- [TASK BRIEF]
In your copy, leave out the pictures and repeat the entries below exactly.
Start RECORDS FOR THE EXERCISE
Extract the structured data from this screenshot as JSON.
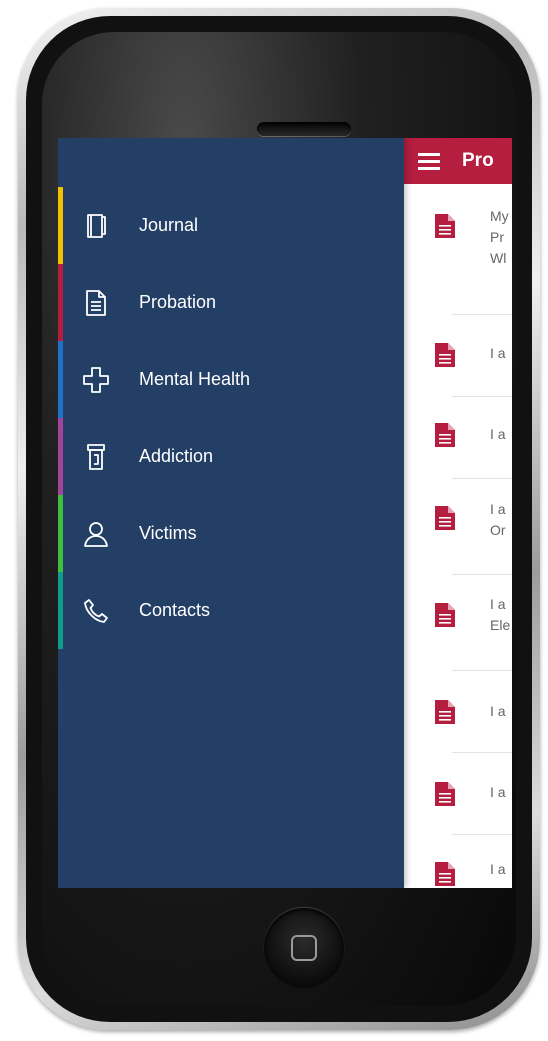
{
  "app": {
    "title": "Pro"
  },
  "drawer": {
    "items": [
      {
        "label": "Journal",
        "icon": "book-icon",
        "accent": "#f2c200"
      },
      {
        "label": "Probation",
        "icon": "document-icon",
        "accent": "#b51e3e"
      },
      {
        "label": "Mental Health",
        "icon": "medical-cross-icon",
        "accent": "#1f73c4"
      },
      {
        "label": "Addiction",
        "icon": "pill-bottle-icon",
        "accent": "#a0459a"
      },
      {
        "label": "Victims",
        "icon": "person-icon",
        "accent": "#3fbf3f"
      },
      {
        "label": "Contacts",
        "icon": "phone-icon",
        "accent": "#129a8c"
      }
    ]
  },
  "list": {
    "items": [
      {
        "text": "My\nPr\nWl"
      },
      {
        "text": "I a"
      },
      {
        "text": "I a"
      },
      {
        "text": "I a\nOr"
      },
      {
        "text": "I a\nEle"
      },
      {
        "text": "I a"
      },
      {
        "text": "I a"
      },
      {
        "text": "I a"
      }
    ]
  },
  "colors": {
    "appbar": "#b51e3e",
    "drawer": "#243f66",
    "doc_icon": "#b51e3e"
  }
}
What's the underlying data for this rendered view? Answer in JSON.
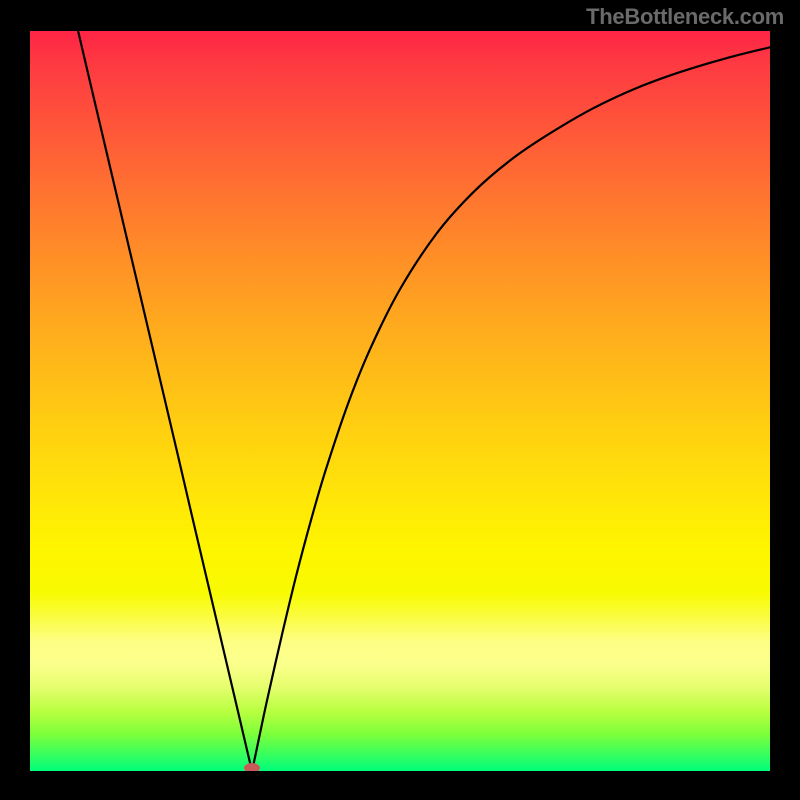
{
  "watermark": "TheBottleneck.com",
  "chart_data": {
    "type": "line",
    "title": "",
    "xlabel": "",
    "ylabel": "",
    "xlim": [
      0,
      100
    ],
    "ylim": [
      0,
      100
    ],
    "background": "rainbow_gradient",
    "gradient_stops": [
      {
        "pos": 0,
        "color": "#fe2445"
      },
      {
        "pos": 14,
        "color": "#ff5938"
      },
      {
        "pos": 33,
        "color": "#ff9624"
      },
      {
        "pos": 54,
        "color": "#ffd010"
      },
      {
        "pos": 70,
        "color": "#fef500"
      },
      {
        "pos": 85,
        "color": "#fbff8c"
      },
      {
        "pos": 100,
        "color": "#00fe7b"
      }
    ],
    "series": [
      {
        "name": "bottleneck-curve",
        "color": "#000000",
        "type": "v-curve",
        "min_point": {
          "x": 30,
          "y": 0
        },
        "x": [
          6.5,
          8,
          10,
          12,
          14,
          16,
          18,
          20,
          22,
          24,
          26,
          28,
          29.5,
          30,
          30.5,
          32,
          34,
          36,
          38,
          40,
          43,
          46,
          50,
          55,
          60,
          65,
          70,
          76,
          82,
          88,
          94,
          100
        ],
        "values": [
          100,
          93.6,
          85.1,
          76.6,
          68.1,
          59.6,
          51.1,
          42.6,
          34,
          25.5,
          17,
          8.5,
          2.1,
          0,
          2.3,
          9.4,
          18.2,
          26.5,
          34,
          40.8,
          49.7,
          57.1,
          65.1,
          72.7,
          78.3,
          82.6,
          86,
          89.5,
          92.3,
          94.5,
          96.3,
          97.8
        ]
      }
    ],
    "marker": {
      "x": 30,
      "y": 0,
      "color": "#c85a5a",
      "shape": "oval"
    }
  }
}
End RECORDS FOR THE EXERCISE
- [FINAL RESULT]
Extract the structured data from this screenshot as JSON.
{
  "app": {
    "title": "Pro"
  },
  "drawer": {
    "items": [
      {
        "label": "Journal",
        "icon": "book-icon",
        "accent": "#f2c200"
      },
      {
        "label": "Probation",
        "icon": "document-icon",
        "accent": "#b51e3e"
      },
      {
        "label": "Mental Health",
        "icon": "medical-cross-icon",
        "accent": "#1f73c4"
      },
      {
        "label": "Addiction",
        "icon": "pill-bottle-icon",
        "accent": "#a0459a"
      },
      {
        "label": "Victims",
        "icon": "person-icon",
        "accent": "#3fbf3f"
      },
      {
        "label": "Contacts",
        "icon": "phone-icon",
        "accent": "#129a8c"
      }
    ]
  },
  "list": {
    "items": [
      {
        "text": "My\nPr\nWl"
      },
      {
        "text": "I a"
      },
      {
        "text": "I a"
      },
      {
        "text": "I a\nOr"
      },
      {
        "text": "I a\nEle"
      },
      {
        "text": "I a"
      },
      {
        "text": "I a"
      },
      {
        "text": "I a"
      }
    ]
  },
  "colors": {
    "appbar": "#b51e3e",
    "drawer": "#243f66",
    "doc_icon": "#b51e3e"
  }
}
What's the underlying data for this rendered view? Answer in JSON.
{
  "watermark": "TheBottleneck.com",
  "chart_data": {
    "type": "line",
    "title": "",
    "xlabel": "",
    "ylabel": "",
    "xlim": [
      0,
      100
    ],
    "ylim": [
      0,
      100
    ],
    "background": "rainbow_gradient",
    "gradient_stops": [
      {
        "pos": 0,
        "color": "#fe2445"
      },
      {
        "pos": 14,
        "color": "#ff5938"
      },
      {
        "pos": 33,
        "color": "#ff9624"
      },
      {
        "pos": 54,
        "color": "#ffd010"
      },
      {
        "pos": 70,
        "color": "#fef500"
      },
      {
        "pos": 85,
        "color": "#fbff8c"
      },
      {
        "pos": 100,
        "color": "#00fe7b"
      }
    ],
    "series": [
      {
        "name": "bottleneck-curve",
        "color": "#000000",
        "type": "v-curve",
        "min_point": {
          "x": 30,
          "y": 0
        },
        "x": [
          6.5,
          8,
          10,
          12,
          14,
          16,
          18,
          20,
          22,
          24,
          26,
          28,
          29.5,
          30,
          30.5,
          32,
          34,
          36,
          38,
          40,
          43,
          46,
          50,
          55,
          60,
          65,
          70,
          76,
          82,
          88,
          94,
          100
        ],
        "values": [
          100,
          93.6,
          85.1,
          76.6,
          68.1,
          59.6,
          51.1,
          42.6,
          34,
          25.5,
          17,
          8.5,
          2.1,
          0,
          2.3,
          9.4,
          18.2,
          26.5,
          34,
          40.8,
          49.7,
          57.1,
          65.1,
          72.7,
          78.3,
          82.6,
          86,
          89.5,
          92.3,
          94.5,
          96.3,
          97.8
        ]
      }
    ],
    "marker": {
      "x": 30,
      "y": 0,
      "color": "#c85a5a",
      "shape": "oval"
    }
  }
}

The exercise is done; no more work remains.